■ Do this ■
Return only the count of lines in which the word "JSON" appears.

■ Data ■
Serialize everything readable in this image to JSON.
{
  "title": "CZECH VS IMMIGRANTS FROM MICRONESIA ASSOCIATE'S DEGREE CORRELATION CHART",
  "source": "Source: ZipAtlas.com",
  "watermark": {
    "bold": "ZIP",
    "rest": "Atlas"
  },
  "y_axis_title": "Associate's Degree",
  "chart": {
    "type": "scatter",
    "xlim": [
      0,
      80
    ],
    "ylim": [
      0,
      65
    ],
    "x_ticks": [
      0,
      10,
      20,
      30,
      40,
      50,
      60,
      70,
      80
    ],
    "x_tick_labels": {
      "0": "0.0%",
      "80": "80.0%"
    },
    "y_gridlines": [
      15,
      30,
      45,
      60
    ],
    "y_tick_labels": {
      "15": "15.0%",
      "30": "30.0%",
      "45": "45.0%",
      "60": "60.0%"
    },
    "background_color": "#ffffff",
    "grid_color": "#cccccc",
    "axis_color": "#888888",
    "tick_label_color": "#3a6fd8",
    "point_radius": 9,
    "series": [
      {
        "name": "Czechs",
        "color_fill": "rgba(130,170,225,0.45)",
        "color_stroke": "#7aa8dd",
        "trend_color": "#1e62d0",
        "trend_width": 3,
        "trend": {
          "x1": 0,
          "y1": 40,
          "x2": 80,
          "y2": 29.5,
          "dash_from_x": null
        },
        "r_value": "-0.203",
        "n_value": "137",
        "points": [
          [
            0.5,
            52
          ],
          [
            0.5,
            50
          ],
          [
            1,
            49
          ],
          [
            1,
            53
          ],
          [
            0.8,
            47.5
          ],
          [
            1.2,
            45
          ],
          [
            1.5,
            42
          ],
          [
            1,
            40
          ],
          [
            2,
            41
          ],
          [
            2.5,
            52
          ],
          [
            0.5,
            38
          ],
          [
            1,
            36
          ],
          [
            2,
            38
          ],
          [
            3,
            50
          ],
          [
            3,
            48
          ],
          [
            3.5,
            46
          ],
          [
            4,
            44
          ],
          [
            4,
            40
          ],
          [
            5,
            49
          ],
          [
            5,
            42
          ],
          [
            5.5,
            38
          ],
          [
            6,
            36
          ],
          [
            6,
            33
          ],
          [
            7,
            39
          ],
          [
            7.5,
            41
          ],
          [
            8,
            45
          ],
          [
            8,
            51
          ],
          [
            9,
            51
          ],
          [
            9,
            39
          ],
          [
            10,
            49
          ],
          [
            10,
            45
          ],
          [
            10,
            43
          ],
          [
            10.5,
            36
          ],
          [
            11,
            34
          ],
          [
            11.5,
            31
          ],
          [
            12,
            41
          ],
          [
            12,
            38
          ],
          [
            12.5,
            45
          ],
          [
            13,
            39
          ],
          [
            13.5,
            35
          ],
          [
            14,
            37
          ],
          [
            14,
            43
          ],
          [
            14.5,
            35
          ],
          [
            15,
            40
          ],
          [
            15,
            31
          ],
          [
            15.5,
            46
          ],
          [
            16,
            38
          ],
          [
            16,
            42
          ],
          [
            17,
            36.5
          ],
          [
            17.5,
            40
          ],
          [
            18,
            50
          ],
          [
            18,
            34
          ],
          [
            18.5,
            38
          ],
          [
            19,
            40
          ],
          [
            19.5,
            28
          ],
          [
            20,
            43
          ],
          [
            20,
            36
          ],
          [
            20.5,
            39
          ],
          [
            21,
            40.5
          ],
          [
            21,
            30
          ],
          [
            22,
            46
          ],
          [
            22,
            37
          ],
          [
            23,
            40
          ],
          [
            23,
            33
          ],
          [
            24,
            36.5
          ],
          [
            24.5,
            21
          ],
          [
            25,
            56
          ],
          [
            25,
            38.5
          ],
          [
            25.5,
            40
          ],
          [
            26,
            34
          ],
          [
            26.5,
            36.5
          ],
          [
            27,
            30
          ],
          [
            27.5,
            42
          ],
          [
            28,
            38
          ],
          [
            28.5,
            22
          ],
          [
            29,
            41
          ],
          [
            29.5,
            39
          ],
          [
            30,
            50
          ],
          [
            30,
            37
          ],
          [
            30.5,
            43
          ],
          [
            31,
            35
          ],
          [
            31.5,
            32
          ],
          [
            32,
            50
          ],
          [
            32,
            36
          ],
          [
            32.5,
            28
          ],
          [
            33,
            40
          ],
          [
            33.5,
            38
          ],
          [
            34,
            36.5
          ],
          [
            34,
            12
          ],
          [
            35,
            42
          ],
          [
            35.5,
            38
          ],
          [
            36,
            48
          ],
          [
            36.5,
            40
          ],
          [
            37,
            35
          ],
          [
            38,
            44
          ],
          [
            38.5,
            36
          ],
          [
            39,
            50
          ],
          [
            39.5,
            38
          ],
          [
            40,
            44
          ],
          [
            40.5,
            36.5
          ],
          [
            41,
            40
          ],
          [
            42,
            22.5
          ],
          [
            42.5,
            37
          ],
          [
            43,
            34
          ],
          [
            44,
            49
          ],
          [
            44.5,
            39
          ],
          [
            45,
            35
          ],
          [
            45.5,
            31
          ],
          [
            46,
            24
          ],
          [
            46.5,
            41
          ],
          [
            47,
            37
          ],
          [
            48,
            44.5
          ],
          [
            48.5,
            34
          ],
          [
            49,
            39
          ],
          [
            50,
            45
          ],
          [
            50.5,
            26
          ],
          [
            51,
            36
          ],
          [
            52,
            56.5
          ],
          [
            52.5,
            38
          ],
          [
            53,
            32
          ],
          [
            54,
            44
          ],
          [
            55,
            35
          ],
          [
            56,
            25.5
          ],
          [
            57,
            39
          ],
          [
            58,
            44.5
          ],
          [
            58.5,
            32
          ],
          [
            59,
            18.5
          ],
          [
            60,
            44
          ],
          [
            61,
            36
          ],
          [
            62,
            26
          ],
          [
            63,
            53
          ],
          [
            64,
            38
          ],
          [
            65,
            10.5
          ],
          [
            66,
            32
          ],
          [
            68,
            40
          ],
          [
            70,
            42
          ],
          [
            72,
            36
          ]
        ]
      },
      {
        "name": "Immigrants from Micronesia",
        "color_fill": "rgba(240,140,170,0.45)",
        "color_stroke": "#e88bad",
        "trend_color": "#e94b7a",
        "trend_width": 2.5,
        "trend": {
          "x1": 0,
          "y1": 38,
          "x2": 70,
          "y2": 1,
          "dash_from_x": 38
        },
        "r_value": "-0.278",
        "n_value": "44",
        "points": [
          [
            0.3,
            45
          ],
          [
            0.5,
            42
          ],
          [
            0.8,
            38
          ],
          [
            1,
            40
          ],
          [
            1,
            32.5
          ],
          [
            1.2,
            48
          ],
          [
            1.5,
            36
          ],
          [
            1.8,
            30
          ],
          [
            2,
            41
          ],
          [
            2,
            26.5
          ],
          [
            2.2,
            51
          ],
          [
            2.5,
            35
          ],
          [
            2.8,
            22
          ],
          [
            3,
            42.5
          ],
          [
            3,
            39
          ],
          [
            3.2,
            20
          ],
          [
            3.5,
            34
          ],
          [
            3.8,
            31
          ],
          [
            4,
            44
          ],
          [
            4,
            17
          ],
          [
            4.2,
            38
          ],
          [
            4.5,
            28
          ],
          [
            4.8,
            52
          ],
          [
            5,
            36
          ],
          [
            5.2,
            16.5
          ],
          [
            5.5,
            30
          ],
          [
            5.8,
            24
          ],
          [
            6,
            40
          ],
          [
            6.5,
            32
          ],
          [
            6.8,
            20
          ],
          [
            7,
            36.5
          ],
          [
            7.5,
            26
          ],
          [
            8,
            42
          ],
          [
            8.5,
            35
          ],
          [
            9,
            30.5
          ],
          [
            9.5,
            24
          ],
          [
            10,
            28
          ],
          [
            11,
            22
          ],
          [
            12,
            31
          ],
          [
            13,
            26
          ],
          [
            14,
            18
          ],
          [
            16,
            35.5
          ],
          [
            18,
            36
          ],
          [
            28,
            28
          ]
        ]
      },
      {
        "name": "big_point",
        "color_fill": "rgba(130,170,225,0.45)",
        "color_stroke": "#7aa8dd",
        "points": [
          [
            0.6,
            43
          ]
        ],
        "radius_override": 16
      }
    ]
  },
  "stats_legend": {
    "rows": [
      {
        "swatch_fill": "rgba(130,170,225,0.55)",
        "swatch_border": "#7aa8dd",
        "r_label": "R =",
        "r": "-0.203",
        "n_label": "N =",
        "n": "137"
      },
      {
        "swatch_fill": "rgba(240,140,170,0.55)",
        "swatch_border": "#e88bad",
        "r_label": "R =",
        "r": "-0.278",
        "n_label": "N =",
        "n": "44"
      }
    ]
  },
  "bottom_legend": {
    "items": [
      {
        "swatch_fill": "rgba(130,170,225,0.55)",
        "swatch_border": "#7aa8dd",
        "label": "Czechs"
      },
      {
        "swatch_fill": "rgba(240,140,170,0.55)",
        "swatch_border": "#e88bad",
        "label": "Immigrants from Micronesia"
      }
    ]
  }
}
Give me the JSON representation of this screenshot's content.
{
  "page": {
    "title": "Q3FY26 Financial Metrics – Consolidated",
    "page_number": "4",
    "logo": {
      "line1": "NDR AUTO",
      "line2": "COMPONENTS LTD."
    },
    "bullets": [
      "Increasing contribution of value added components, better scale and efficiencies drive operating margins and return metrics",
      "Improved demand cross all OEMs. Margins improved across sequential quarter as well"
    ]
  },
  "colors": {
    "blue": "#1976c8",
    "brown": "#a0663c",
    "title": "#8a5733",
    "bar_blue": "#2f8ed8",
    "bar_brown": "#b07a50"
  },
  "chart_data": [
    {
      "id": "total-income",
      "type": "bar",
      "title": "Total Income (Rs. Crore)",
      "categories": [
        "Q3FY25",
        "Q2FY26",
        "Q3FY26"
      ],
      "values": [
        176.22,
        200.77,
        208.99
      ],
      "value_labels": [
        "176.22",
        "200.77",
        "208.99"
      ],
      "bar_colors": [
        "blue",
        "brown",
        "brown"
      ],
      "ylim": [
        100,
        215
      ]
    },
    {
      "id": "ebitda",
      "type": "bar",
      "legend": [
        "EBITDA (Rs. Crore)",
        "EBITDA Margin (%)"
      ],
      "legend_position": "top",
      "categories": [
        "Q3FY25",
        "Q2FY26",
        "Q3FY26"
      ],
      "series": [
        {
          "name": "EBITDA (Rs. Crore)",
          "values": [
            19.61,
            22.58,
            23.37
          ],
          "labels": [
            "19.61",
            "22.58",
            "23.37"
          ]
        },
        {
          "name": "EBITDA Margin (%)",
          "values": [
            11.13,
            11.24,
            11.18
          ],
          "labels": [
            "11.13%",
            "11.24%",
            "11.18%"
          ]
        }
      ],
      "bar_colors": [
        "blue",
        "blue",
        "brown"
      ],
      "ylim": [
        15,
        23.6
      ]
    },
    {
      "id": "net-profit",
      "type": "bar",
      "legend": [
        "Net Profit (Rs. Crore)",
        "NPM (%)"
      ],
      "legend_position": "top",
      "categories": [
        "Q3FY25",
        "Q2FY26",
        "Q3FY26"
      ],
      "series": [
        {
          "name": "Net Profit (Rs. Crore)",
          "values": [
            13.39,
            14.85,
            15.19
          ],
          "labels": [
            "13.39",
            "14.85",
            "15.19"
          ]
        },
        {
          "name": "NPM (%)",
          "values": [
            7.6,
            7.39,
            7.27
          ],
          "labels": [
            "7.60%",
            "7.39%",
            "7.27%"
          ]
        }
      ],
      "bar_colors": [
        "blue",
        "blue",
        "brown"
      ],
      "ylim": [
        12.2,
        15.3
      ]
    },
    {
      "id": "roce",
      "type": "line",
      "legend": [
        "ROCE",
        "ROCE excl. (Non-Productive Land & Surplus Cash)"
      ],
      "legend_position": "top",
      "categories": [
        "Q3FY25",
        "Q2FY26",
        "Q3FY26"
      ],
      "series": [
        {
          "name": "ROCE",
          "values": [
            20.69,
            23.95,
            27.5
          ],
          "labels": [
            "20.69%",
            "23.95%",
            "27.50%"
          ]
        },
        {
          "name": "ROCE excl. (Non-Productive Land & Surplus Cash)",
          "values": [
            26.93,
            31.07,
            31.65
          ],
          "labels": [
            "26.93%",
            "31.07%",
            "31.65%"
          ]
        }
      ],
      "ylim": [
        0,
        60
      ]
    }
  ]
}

■ Solution to the problem ■
2